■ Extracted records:
-----

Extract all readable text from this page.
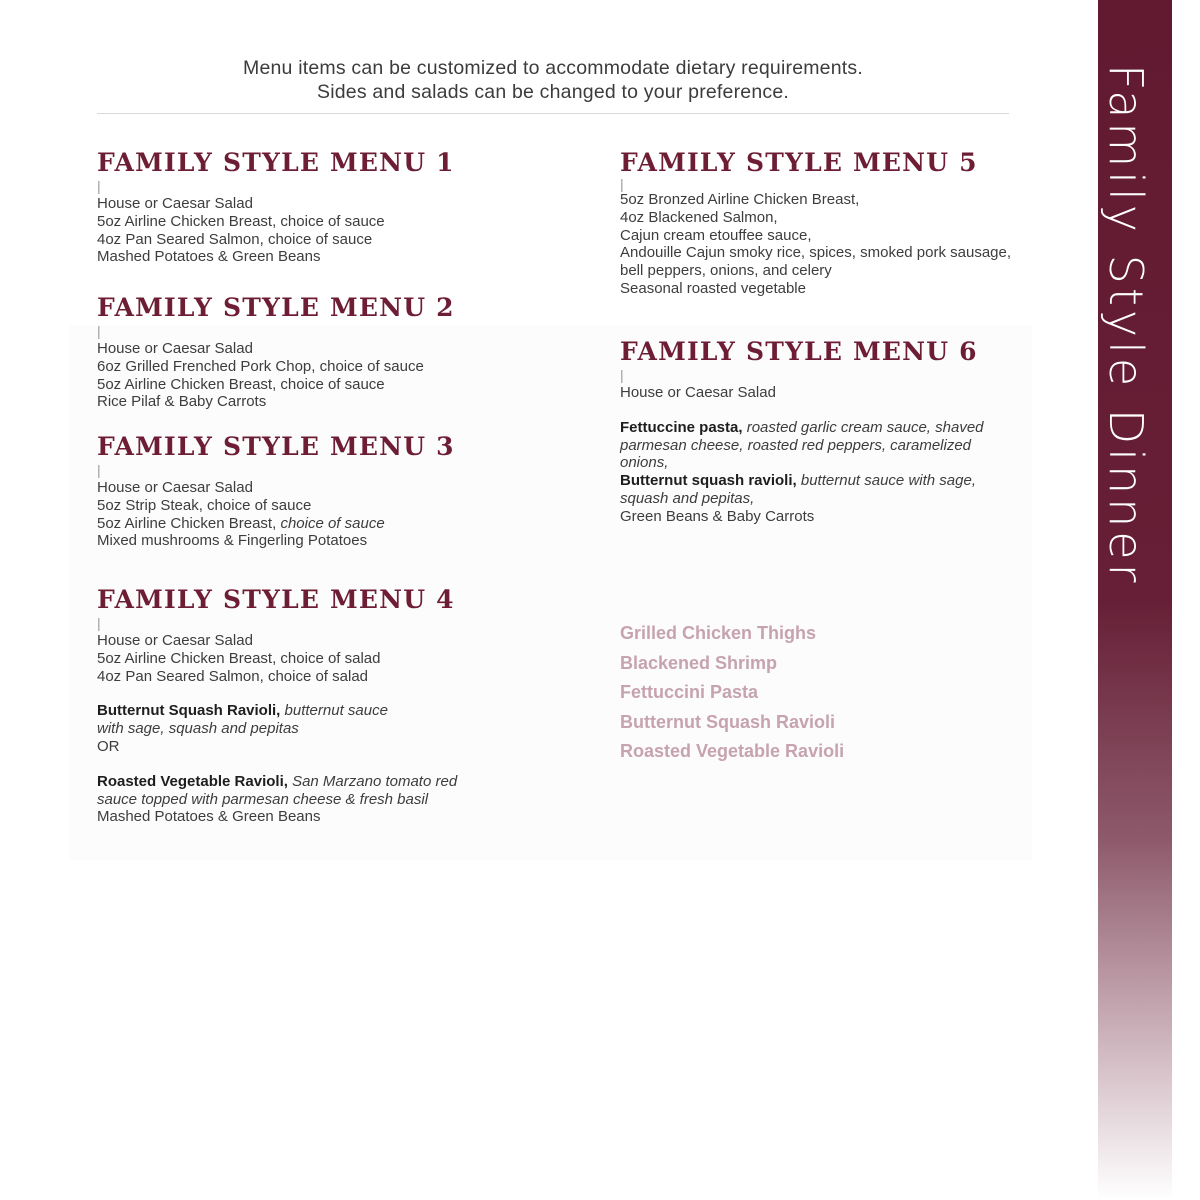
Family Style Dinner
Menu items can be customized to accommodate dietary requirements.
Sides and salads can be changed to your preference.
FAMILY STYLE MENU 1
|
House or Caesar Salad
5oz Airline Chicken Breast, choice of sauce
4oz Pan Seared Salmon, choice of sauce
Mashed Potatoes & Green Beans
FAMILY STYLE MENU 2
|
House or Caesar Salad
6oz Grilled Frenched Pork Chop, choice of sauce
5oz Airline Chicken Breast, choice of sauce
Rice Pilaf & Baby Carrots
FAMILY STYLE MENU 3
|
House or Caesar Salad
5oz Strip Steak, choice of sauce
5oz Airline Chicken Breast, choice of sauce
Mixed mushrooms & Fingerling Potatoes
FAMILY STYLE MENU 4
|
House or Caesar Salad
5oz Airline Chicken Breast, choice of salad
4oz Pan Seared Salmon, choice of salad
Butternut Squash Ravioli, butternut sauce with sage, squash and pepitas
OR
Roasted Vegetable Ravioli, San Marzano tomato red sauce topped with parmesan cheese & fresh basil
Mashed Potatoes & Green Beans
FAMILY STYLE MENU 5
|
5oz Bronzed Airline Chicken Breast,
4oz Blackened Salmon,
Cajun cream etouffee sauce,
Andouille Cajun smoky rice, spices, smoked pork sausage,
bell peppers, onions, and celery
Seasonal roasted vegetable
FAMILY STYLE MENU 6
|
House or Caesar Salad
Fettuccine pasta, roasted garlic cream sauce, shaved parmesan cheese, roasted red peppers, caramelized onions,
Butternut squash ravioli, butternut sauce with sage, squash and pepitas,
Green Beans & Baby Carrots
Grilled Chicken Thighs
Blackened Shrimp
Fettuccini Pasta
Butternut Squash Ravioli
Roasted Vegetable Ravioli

-----

Reproduce every line precisely as given, omitting all pictures.

■ Exercise response:
Extract all readable text from this page.
Family Style Dinner
Menu items can be customized to accommodate dietary requirements.
Sides and salads can be changed to your preference.
FAMILY STYLE MENU 1
|
House or Caesar Salad
5oz Airline Chicken Breast, choice of sauce
4oz Pan Seared Salmon, choice of sauce
Mashed Potatoes & Green Beans
FAMILY STYLE MENU 2
|
House or Caesar Salad
6oz Grilled Frenched Pork Chop, choice of sauce
5oz Airline Chicken Breast, choice of sauce
Rice Pilaf & Baby Carrots
FAMILY STYLE MENU 3
|
House or Caesar Salad
5oz Strip Steak, choice of sauce
5oz Airline Chicken Breast, choice of sauce
Mixed mushrooms & Fingerling Potatoes
FAMILY STYLE MENU 4
|
House or Caesar Salad
5oz Airline Chicken Breast, choice of salad
4oz Pan Seared Salmon, choice of salad
Butternut Squash Ravioli, butternut sauce with sage, squash and pepitas
OR
Roasted Vegetable Ravioli, San Marzano tomato red sauce topped with parmesan cheese & fresh basil
Mashed Potatoes & Green Beans
FAMILY STYLE MENU 5
|
5oz Bronzed Airline Chicken Breast,
4oz Blackened Salmon,
Cajun cream etouffee sauce,
Andouille Cajun smoky rice, spices, smoked pork sausage,
bell peppers, onions, and celery
Seasonal roasted vegetable
FAMILY STYLE MENU 6
|
House or Caesar Salad
Fettuccine pasta, roasted garlic cream sauce, shaved parmesan cheese, roasted red peppers, caramelized onions,
Butternut squash ravioli, butternut sauce with sage, squash and pepitas,
Green Beans & Baby Carrots
Grilled Chicken Thighs
Blackened Shrimp
Fettuccini Pasta
Butternut Squash Ravioli
Roasted Vegetable Ravioli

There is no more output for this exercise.